*** Material

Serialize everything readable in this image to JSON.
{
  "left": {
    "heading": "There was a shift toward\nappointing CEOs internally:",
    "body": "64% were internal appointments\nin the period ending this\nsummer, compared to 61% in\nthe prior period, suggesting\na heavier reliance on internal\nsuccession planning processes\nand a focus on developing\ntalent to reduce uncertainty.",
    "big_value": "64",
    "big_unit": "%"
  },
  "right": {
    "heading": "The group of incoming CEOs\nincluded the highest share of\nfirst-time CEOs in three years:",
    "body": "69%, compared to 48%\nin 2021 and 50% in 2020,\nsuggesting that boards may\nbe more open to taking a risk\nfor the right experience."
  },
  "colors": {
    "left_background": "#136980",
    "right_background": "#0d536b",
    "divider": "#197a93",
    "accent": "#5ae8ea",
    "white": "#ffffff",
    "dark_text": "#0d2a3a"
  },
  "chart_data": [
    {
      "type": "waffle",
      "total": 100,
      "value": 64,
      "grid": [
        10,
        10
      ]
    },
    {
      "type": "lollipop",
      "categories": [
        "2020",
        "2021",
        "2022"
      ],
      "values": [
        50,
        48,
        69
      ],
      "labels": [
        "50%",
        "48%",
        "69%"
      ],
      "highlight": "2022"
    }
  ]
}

******
*** Material

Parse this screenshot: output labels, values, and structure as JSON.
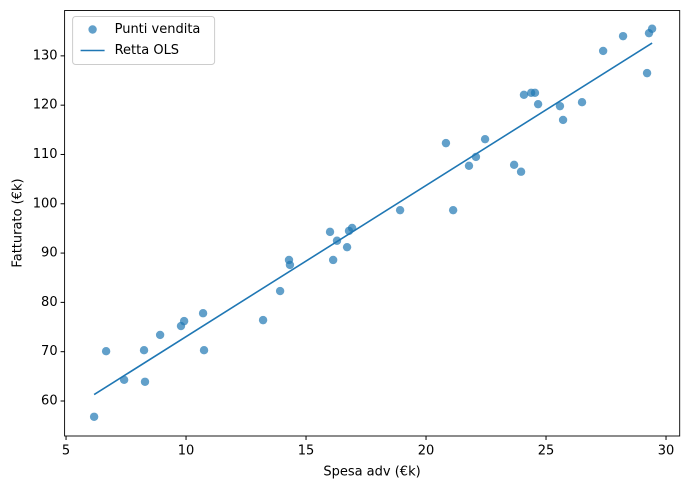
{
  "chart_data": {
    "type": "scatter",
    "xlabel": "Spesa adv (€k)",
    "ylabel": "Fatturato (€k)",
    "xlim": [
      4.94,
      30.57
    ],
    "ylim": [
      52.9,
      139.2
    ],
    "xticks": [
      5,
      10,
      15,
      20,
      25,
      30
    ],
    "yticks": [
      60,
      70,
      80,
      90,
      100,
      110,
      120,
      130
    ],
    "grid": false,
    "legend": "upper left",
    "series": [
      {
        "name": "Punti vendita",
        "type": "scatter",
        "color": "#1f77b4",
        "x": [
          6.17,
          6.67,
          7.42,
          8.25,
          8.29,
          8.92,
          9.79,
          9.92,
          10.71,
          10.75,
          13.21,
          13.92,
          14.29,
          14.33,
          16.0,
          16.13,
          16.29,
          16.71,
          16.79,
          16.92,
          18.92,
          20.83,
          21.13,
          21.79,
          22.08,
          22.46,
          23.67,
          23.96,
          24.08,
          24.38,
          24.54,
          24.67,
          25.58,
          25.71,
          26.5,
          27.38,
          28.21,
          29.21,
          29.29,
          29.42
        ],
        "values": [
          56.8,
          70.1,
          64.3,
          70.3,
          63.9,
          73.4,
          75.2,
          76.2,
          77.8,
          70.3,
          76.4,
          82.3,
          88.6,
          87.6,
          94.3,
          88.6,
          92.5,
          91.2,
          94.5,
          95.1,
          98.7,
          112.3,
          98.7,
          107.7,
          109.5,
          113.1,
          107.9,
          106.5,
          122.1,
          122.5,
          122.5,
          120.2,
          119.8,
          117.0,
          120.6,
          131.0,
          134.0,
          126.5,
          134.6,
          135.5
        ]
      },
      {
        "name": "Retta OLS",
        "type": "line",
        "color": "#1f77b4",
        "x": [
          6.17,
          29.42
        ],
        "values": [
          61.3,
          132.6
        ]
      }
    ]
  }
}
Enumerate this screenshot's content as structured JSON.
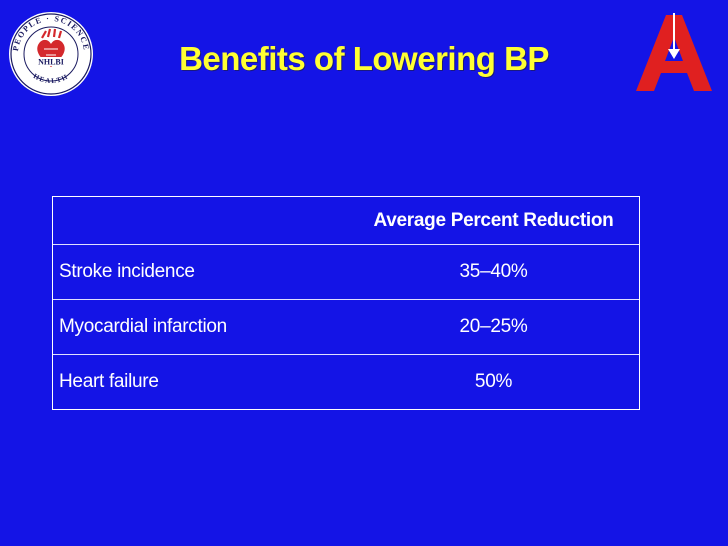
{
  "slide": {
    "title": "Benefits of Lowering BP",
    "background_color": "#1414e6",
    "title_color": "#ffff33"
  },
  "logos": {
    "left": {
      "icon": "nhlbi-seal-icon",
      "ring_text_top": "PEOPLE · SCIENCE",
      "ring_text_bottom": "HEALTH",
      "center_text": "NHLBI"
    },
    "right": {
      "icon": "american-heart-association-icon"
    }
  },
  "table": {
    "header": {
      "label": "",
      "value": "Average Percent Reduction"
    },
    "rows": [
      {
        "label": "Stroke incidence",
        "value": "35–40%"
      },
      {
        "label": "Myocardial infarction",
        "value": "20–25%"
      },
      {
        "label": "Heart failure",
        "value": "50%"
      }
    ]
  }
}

******
*** Material

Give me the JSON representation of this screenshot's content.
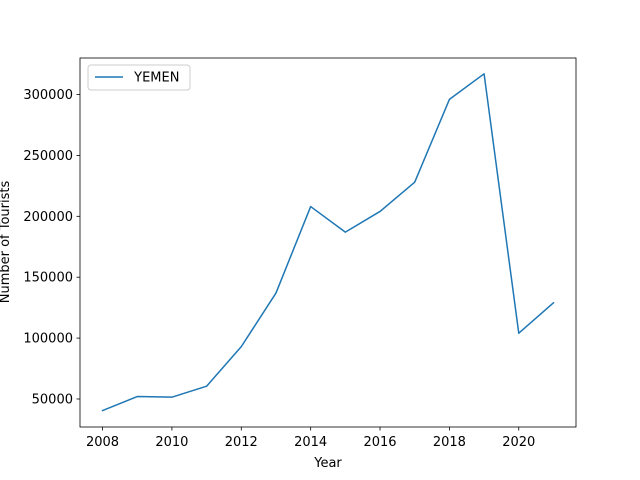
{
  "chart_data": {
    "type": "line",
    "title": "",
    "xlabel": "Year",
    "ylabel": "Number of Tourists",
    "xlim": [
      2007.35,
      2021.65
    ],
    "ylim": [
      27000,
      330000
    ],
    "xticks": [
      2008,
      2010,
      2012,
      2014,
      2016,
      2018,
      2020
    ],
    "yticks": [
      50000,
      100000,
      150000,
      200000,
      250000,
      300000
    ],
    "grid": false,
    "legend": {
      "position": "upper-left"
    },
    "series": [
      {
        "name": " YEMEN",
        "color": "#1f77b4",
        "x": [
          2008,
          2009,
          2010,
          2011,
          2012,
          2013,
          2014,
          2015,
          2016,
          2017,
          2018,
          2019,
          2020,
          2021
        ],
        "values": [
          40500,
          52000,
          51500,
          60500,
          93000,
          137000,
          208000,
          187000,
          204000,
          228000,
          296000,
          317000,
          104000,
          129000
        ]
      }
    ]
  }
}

******

:: Your task ::
Report how many lines in the data contain the word "type", with no words besides the number.

:: Answer to the task ::
6